[Data entries]
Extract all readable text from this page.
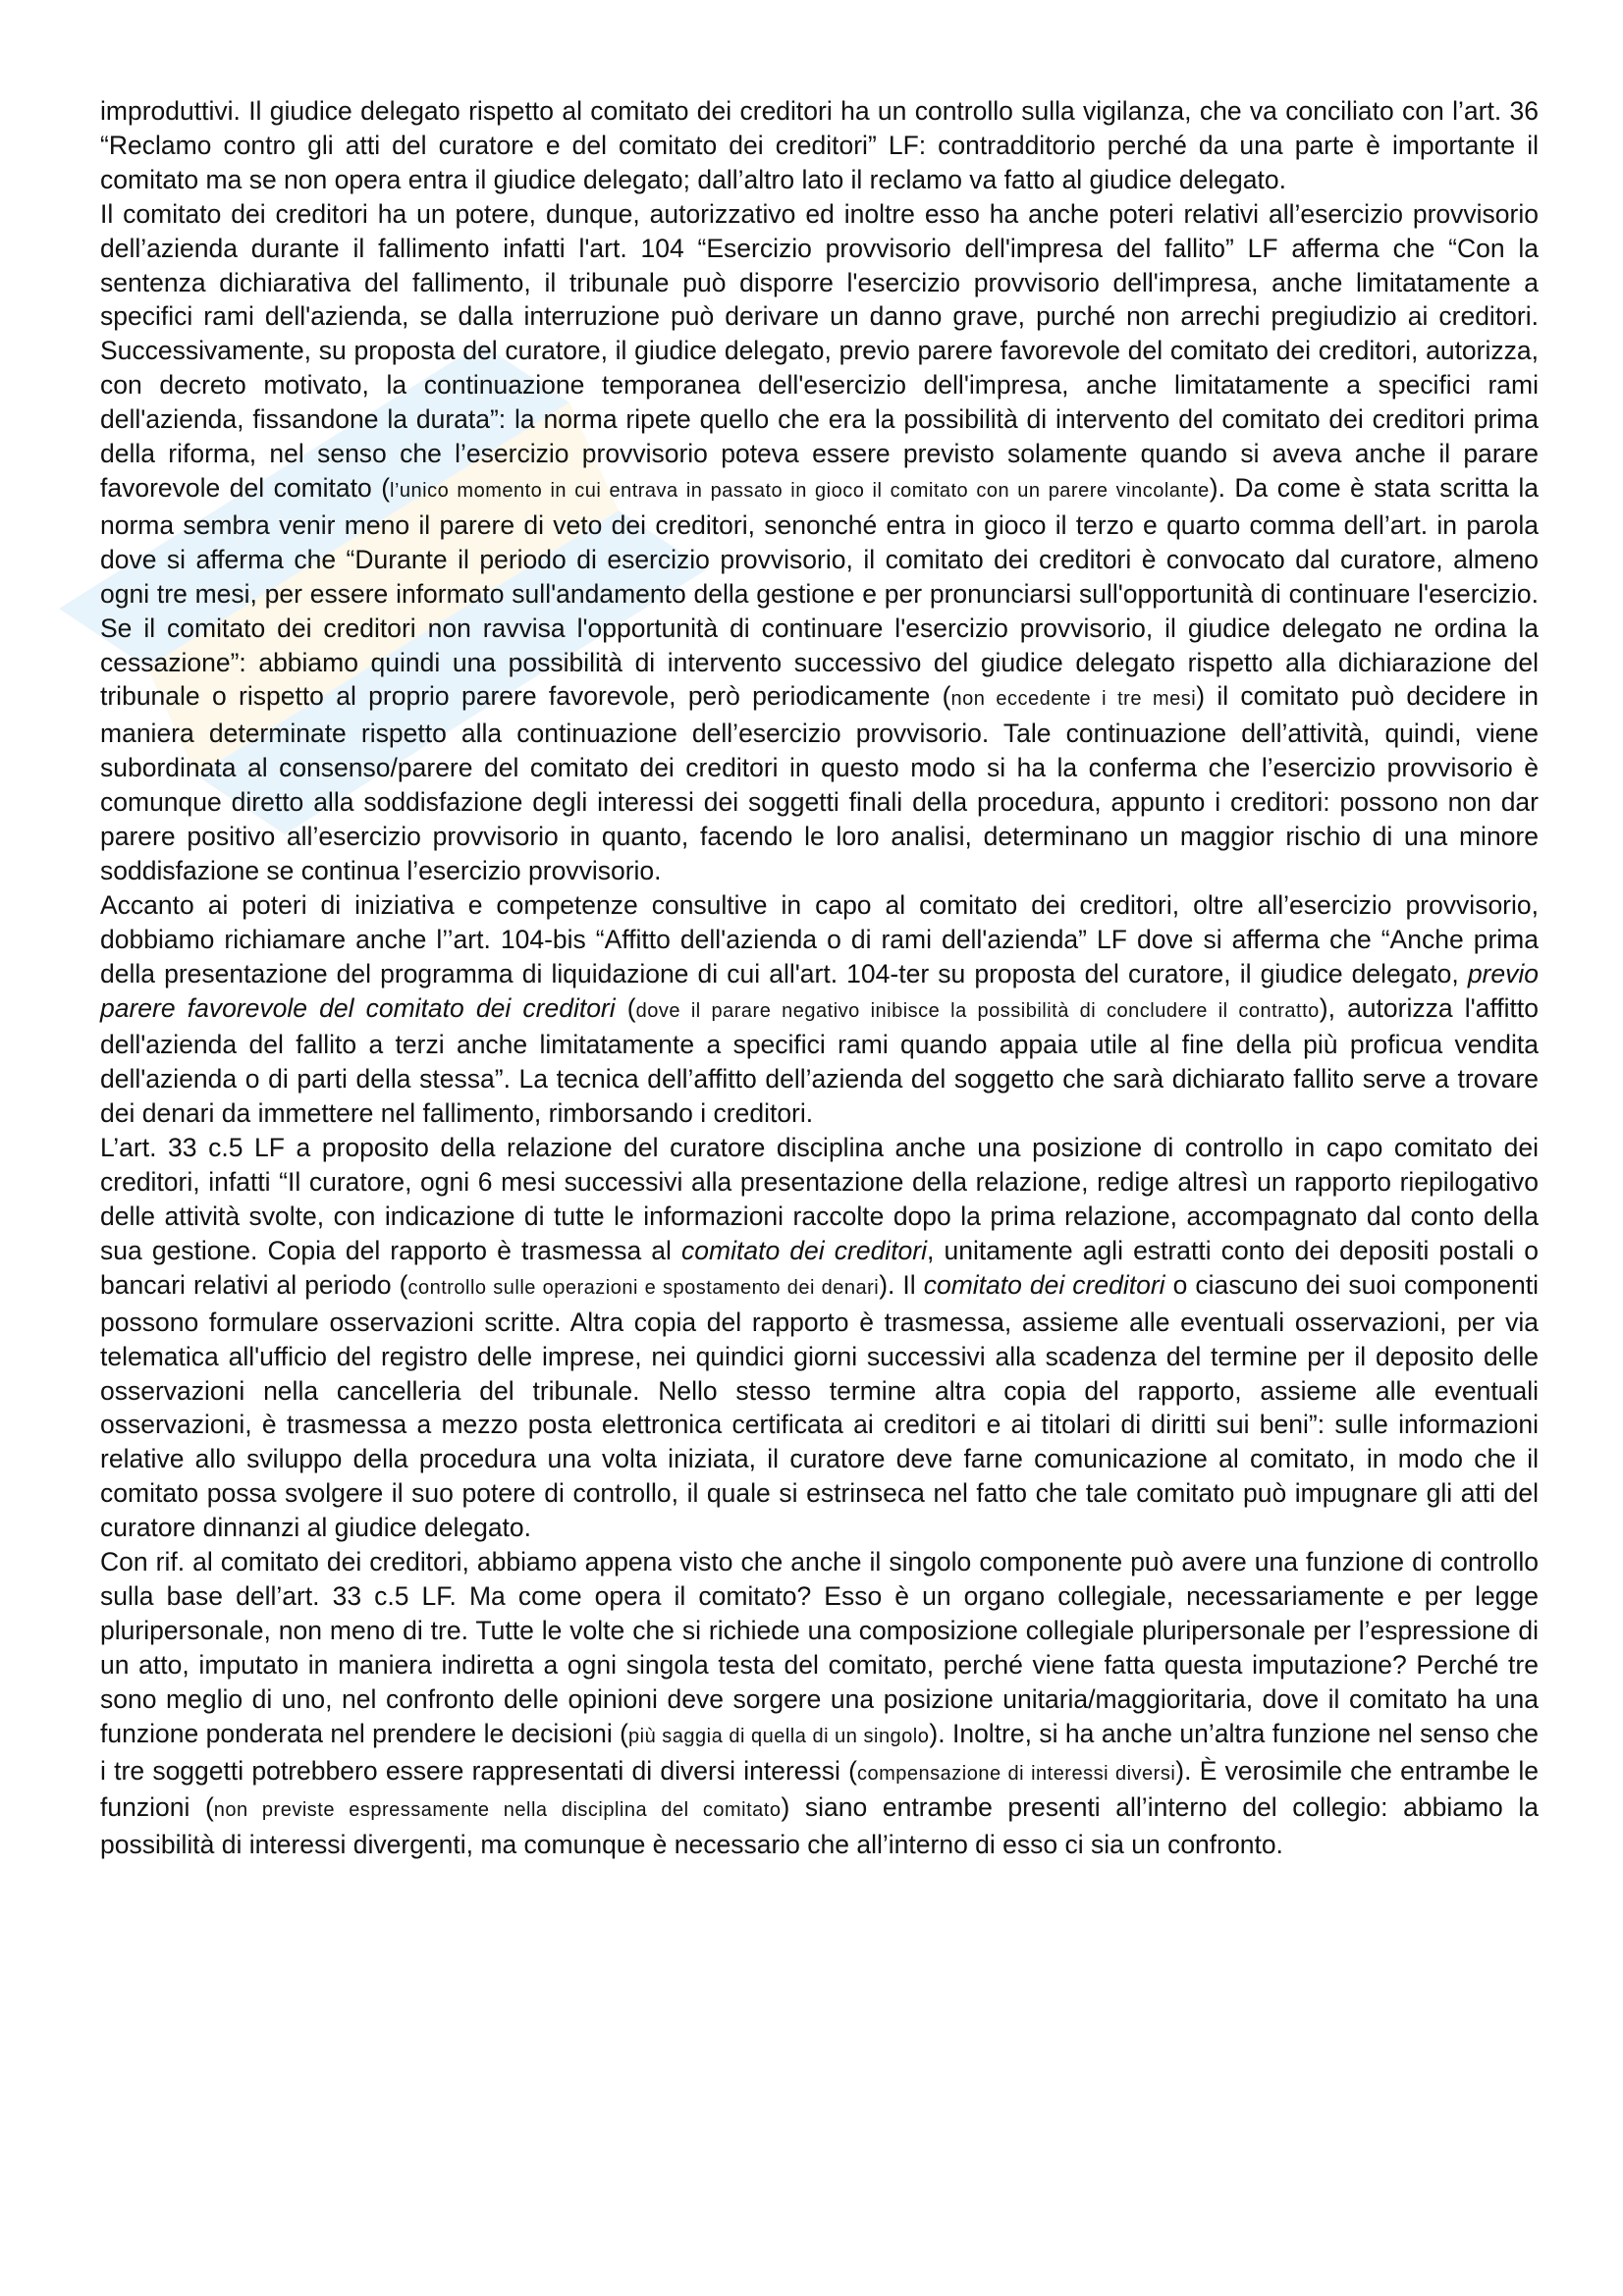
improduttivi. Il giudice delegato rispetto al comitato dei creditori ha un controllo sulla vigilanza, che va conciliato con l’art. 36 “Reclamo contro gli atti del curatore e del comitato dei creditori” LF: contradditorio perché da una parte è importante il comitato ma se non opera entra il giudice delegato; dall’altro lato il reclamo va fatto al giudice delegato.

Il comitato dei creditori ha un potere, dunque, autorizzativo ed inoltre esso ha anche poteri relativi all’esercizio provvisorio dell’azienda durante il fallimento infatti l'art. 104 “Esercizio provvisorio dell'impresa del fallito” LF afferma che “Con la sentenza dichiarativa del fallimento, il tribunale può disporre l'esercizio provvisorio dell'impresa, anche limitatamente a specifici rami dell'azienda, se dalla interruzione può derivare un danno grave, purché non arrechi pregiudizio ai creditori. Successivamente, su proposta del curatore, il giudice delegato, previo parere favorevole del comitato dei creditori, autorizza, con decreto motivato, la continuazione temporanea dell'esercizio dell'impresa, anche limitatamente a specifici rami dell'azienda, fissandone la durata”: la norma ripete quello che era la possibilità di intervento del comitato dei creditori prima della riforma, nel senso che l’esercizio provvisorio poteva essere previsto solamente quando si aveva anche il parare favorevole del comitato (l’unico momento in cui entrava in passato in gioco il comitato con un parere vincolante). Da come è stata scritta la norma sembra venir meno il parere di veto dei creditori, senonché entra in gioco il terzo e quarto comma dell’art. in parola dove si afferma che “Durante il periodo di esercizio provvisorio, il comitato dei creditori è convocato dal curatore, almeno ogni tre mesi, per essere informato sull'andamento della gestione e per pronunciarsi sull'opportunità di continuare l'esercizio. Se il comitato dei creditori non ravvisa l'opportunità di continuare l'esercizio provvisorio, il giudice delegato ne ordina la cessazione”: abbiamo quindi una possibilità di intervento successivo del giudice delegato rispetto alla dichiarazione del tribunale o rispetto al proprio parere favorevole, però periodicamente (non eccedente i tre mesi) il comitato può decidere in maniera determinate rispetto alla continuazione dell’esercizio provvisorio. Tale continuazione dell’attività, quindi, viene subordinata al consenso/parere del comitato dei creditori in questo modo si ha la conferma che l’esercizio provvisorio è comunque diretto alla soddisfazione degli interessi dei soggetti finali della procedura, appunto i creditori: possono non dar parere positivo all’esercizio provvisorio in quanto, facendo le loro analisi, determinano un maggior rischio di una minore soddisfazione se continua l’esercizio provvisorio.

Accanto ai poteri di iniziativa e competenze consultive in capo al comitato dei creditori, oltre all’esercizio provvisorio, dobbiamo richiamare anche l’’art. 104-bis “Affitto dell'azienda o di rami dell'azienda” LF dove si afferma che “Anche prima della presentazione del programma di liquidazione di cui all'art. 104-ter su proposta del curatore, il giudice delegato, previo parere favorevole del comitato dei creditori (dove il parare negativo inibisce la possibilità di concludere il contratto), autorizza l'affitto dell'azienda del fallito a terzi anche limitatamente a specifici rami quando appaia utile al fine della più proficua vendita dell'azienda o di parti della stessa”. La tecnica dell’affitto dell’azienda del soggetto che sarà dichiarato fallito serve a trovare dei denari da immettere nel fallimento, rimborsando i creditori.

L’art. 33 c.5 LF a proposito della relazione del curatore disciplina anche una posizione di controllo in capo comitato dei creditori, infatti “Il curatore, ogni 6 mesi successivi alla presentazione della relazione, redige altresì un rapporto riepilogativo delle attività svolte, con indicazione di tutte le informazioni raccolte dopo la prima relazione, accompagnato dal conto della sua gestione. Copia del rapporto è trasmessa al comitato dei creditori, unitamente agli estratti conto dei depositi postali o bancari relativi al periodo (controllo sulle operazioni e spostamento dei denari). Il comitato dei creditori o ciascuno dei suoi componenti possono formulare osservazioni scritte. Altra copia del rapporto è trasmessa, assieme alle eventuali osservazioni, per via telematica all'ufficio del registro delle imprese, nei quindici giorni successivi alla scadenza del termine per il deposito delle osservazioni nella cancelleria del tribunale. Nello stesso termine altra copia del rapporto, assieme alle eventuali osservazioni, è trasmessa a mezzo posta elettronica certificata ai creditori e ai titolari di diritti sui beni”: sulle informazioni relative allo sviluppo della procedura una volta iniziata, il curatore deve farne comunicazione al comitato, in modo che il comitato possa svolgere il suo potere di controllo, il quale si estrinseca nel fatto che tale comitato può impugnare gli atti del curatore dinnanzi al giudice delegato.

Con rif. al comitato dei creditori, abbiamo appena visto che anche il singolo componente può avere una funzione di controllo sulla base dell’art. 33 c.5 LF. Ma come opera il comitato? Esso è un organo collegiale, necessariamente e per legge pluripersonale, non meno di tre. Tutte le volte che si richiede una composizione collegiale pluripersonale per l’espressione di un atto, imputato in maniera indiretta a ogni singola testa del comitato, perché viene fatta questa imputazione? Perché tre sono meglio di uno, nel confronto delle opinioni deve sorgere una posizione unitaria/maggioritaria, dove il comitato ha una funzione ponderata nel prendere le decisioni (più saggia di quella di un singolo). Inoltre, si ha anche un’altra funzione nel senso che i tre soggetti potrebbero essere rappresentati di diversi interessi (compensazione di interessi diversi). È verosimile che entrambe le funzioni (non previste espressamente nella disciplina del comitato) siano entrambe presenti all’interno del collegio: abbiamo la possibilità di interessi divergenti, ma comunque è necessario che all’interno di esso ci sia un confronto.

Task goal ▸
Leave out the pictures and give the listing above again exactly.

Written reply ▸
Extract all readable text from this page.
improduttivi. Il giudice delegato rispetto al comitato dei creditori ha un controllo sulla vigilanza, che va conciliato con l’art. 36 “Reclamo contro gli atti del curatore e del comitato dei creditori” LF: contradditorio perché da una parte è importante il comitato ma se non opera entra il giudice delegato; dall’altro lato il reclamo va fatto al giudice delegato.

Il comitato dei creditori ha un potere, dunque, autorizzativo ed inoltre esso ha anche poteri relativi all’esercizio provvisorio dell’azienda durante il fallimento infatti l'art. 104 “Esercizio provvisorio dell'impresa del fallito” LF afferma che “Con la sentenza dichiarativa del fallimento, il tribunale può disporre l'esercizio provvisorio dell'impresa, anche limitatamente a specifici rami dell'azienda, se dalla interruzione può derivare un danno grave, purché non arrechi pregiudizio ai creditori. Successivamente, su proposta del curatore, il giudice delegato, previo parere favorevole del comitato dei creditori, autorizza, con decreto motivato, la continuazione temporanea dell'esercizio dell'impresa, anche limitatamente a specifici rami dell'azienda, fissandone la durata”: la norma ripete quello che era la possibilità di intervento del comitato dei creditori prima della riforma, nel senso che l’esercizio provvisorio poteva essere previsto solamente quando si aveva anche il parare favorevole del comitato (l’unico momento in cui entrava in passato in gioco il comitato con un parere vincolante). Da come è stata scritta la norma sembra venir meno il parere di veto dei creditori, senonché entra in gioco il terzo e quarto comma dell’art. in parola dove si afferma che “Durante il periodo di esercizio provvisorio, il comitato dei creditori è convocato dal curatore, almeno ogni tre mesi, per essere informato sull'andamento della gestione e per pronunciarsi sull'opportunità di continuare l'esercizio. Se il comitato dei creditori non ravvisa l'opportunità di continuare l'esercizio provvisorio, il giudice delegato ne ordina la cessazione”: abbiamo quindi una possibilità di intervento successivo del giudice delegato rispetto alla dichiarazione del tribunale o rispetto al proprio parere favorevole, però periodicamente (non eccedente i tre mesi) il comitato può decidere in maniera determinate rispetto alla continuazione dell’esercizio provvisorio. Tale continuazione dell’attività, quindi, viene subordinata al consenso/parere del comitato dei creditori in questo modo si ha la conferma che l’esercizio provvisorio è comunque diretto alla soddisfazione degli interessi dei soggetti finali della procedura, appunto i creditori: possono non dar parere positivo all’esercizio provvisorio in quanto, facendo le loro analisi, determinano un maggior rischio di una minore soddisfazione se continua l’esercizio provvisorio.

Accanto ai poteri di iniziativa e competenze consultive in capo al comitato dei creditori, oltre all’esercizio provvisorio, dobbiamo richiamare anche l’’art. 104-bis “Affitto dell'azienda o di rami dell'azienda” LF dove si afferma che “Anche prima della presentazione del programma di liquidazione di cui all'art. 104-ter su proposta del curatore, il giudice delegato, previo parere favorevole del comitato dei creditori (dove il parare negativo inibisce la possibilità di concludere il contratto), autorizza l'affitto dell'azienda del fallito a terzi anche limitatamente a specifici rami quando appaia utile al fine della più proficua vendita dell'azienda o di parti della stessa”. La tecnica dell’affitto dell’azienda del soggetto che sarà dichiarato fallito serve a trovare dei denari da immettere nel fallimento, rimborsando i creditori.

L’art. 33 c.5 LF a proposito della relazione del curatore disciplina anche una posizione di controllo in capo comitato dei creditori, infatti “Il curatore, ogni 6 mesi successivi alla presentazione della relazione, redige altresì un rapporto riepilogativo delle attività svolte, con indicazione di tutte le informazioni raccolte dopo la prima relazione, accompagnato dal conto della sua gestione. Copia del rapporto è trasmessa al comitato dei creditori, unitamente agli estratti conto dei depositi postali o bancari relativi al periodo (controllo sulle operazioni e spostamento dei denari). Il comitato dei creditori o ciascuno dei suoi componenti possono formulare osservazioni scritte. Altra copia del rapporto è trasmessa, assieme alle eventuali osservazioni, per via telematica all'ufficio del registro delle imprese, nei quindici giorni successivi alla scadenza del termine per il deposito delle osservazioni nella cancelleria del tribunale. Nello stesso termine altra copia del rapporto, assieme alle eventuali osservazioni, è trasmessa a mezzo posta elettronica certificata ai creditori e ai titolari di diritti sui beni”: sulle informazioni relative allo sviluppo della procedura una volta iniziata, il curatore deve farne comunicazione al comitato, in modo che il comitato possa svolgere il suo potere di controllo, il quale si estrinseca nel fatto che tale comitato può impugnare gli atti del curatore dinnanzi al giudice delegato.

Con rif. al comitato dei creditori, abbiamo appena visto che anche il singolo componente può avere una funzione di controllo sulla base dell’art. 33 c.5 LF. Ma come opera il comitato? Esso è un organo collegiale, necessariamente e per legge pluripersonale, non meno di tre. Tutte le volte che si richiede una composizione collegiale pluripersonale per l’espressione di un atto, imputato in maniera indiretta a ogni singola testa del comitato, perché viene fatta questa imputazione? Perché tre sono meglio di uno, nel confronto delle opinioni deve sorgere una posizione unitaria/maggioritaria, dove il comitato ha una funzione ponderata nel prendere le decisioni (più saggia di quella di un singolo). Inoltre, si ha anche un’altra funzione nel senso che i tre soggetti potrebbero essere rappresentati di diversi interessi (compensazione di interessi diversi). È verosimile che entrambe le funzioni (non previste espressamente nella disciplina del comitato) siano entrambe presenti all’interno del collegio: abbiamo la possibilità di interessi divergenti, ma comunque è necessario che all’interno di esso ci sia un confronto.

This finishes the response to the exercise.